WORK REQUIRED | Please quote every line word for word.
******
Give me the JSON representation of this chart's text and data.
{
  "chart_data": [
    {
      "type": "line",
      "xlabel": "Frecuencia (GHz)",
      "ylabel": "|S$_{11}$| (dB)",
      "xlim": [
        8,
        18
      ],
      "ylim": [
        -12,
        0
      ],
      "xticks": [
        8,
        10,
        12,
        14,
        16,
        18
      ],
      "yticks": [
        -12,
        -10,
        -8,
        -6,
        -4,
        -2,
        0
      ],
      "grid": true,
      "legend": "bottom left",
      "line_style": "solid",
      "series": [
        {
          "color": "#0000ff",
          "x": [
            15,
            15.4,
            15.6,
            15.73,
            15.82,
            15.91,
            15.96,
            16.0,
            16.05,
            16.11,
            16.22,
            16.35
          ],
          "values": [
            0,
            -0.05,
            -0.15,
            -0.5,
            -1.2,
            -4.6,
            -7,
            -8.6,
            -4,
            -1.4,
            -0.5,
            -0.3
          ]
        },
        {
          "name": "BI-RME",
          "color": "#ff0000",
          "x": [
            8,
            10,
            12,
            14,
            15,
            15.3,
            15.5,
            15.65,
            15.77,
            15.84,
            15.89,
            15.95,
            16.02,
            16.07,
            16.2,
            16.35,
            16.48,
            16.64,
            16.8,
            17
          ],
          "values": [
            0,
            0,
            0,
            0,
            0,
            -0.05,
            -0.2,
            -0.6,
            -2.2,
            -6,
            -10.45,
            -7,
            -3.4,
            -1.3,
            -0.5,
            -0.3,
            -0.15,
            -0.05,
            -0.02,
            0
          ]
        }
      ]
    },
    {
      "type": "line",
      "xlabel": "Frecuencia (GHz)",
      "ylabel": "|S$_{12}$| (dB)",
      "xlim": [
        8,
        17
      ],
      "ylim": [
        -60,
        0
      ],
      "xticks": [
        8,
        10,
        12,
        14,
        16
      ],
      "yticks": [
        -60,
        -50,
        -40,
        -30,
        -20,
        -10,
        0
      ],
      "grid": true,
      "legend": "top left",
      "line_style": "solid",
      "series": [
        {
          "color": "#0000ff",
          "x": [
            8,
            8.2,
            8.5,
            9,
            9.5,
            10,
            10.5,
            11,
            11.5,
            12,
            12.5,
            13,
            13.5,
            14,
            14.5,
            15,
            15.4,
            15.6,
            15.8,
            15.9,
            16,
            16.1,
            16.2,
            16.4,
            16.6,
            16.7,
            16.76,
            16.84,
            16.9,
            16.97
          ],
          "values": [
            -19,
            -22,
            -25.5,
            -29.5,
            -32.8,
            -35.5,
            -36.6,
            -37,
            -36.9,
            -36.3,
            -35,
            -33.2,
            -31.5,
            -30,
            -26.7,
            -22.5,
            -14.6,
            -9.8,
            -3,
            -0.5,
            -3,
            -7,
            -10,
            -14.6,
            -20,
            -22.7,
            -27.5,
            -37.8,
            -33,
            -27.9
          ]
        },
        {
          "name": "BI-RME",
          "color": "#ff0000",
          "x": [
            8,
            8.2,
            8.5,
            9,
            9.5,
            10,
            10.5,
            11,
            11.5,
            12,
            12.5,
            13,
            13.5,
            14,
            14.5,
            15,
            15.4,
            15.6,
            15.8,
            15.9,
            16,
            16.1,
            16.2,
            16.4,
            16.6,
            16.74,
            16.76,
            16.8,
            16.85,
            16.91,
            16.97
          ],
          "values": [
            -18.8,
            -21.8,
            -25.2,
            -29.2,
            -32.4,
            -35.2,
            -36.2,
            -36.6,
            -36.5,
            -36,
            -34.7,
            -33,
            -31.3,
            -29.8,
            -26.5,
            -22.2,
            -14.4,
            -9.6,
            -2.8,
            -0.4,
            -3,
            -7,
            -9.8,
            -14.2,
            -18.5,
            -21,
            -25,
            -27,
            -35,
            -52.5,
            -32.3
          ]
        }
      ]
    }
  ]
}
******
SOLUTION TO THIS PROBLEM |
Give me the JSON representation of this chart's text and data.
{
  "chart_data": [
    {
      "type": "line",
      "xlabel": "Frecuencia (GHz)",
      "ylabel": "|S$_{11}$| (dB)",
      "xlim": [
        8,
        18
      ],
      "ylim": [
        -12,
        0
      ],
      "xticks": [
        8,
        10,
        12,
        14,
        16,
        18
      ],
      "yticks": [
        -12,
        -10,
        -8,
        -6,
        -4,
        -2,
        0
      ],
      "grid": true,
      "legend": "bottom left",
      "line_style": "solid",
      "series": [
        {
          "color": "#0000ff",
          "x": [
            15,
            15.4,
            15.6,
            15.73,
            15.82,
            15.91,
            15.96,
            16.0,
            16.05,
            16.11,
            16.22,
            16.35
          ],
          "values": [
            0,
            -0.05,
            -0.15,
            -0.5,
            -1.2,
            -4.6,
            -7,
            -8.6,
            -4,
            -1.4,
            -0.5,
            -0.3
          ]
        },
        {
          "name": "BI-RME",
          "color": "#ff0000",
          "x": [
            8,
            10,
            12,
            14,
            15,
            15.3,
            15.5,
            15.65,
            15.77,
            15.84,
            15.89,
            15.95,
            16.02,
            16.07,
            16.2,
            16.35,
            16.48,
            16.64,
            16.8,
            17
          ],
          "values": [
            0,
            0,
            0,
            0,
            0,
            -0.05,
            -0.2,
            -0.6,
            -2.2,
            -6,
            -10.45,
            -7,
            -3.4,
            -1.3,
            -0.5,
            -0.3,
            -0.15,
            -0.05,
            -0.02,
            0
          ]
        }
      ]
    },
    {
      "type": "line",
      "xlabel": "Frecuencia (GHz)",
      "ylabel": "|S$_{12}$| (dB)",
      "xlim": [
        8,
        17
      ],
      "ylim": [
        -60,
        0
      ],
      "xticks": [
        8,
        10,
        12,
        14,
        16
      ],
      "yticks": [
        -60,
        -50,
        -40,
        -30,
        -20,
        -10,
        0
      ],
      "grid": true,
      "legend": "top left",
      "line_style": "solid",
      "series": [
        {
          "color": "#0000ff",
          "x": [
            8,
            8.2,
            8.5,
            9,
            9.5,
            10,
            10.5,
            11,
            11.5,
            12,
            12.5,
            13,
            13.5,
            14,
            14.5,
            15,
            15.4,
            15.6,
            15.8,
            15.9,
            16,
            16.1,
            16.2,
            16.4,
            16.6,
            16.7,
            16.76,
            16.84,
            16.9,
            16.97
          ],
          "values": [
            -19,
            -22,
            -25.5,
            -29.5,
            -32.8,
            -35.5,
            -36.6,
            -37,
            -36.9,
            -36.3,
            -35,
            -33.2,
            -31.5,
            -30,
            -26.7,
            -22.5,
            -14.6,
            -9.8,
            -3,
            -0.5,
            -3,
            -7,
            -10,
            -14.6,
            -20,
            -22.7,
            -27.5,
            -37.8,
            -33,
            -27.9
          ]
        },
        {
          "name": "BI-RME",
          "color": "#ff0000",
          "x": [
            8,
            8.2,
            8.5,
            9,
            9.5,
            10,
            10.5,
            11,
            11.5,
            12,
            12.5,
            13,
            13.5,
            14,
            14.5,
            15,
            15.4,
            15.6,
            15.8,
            15.9,
            16,
            16.1,
            16.2,
            16.4,
            16.6,
            16.74,
            16.76,
            16.8,
            16.85,
            16.91,
            16.97
          ],
          "values": [
            -18.8,
            -21.8,
            -25.2,
            -29.2,
            -32.4,
            -35.2,
            -36.2,
            -36.6,
            -36.5,
            -36,
            -34.7,
            -33,
            -31.3,
            -29.8,
            -26.5,
            -22.2,
            -14.4,
            -9.6,
            -2.8,
            -0.4,
            -3,
            -7,
            -9.8,
            -14.2,
            -18.5,
            -21,
            -25,
            -27,
            -35,
            -52.5,
            -32.3
          ]
        }
      ]
    }
  ]
}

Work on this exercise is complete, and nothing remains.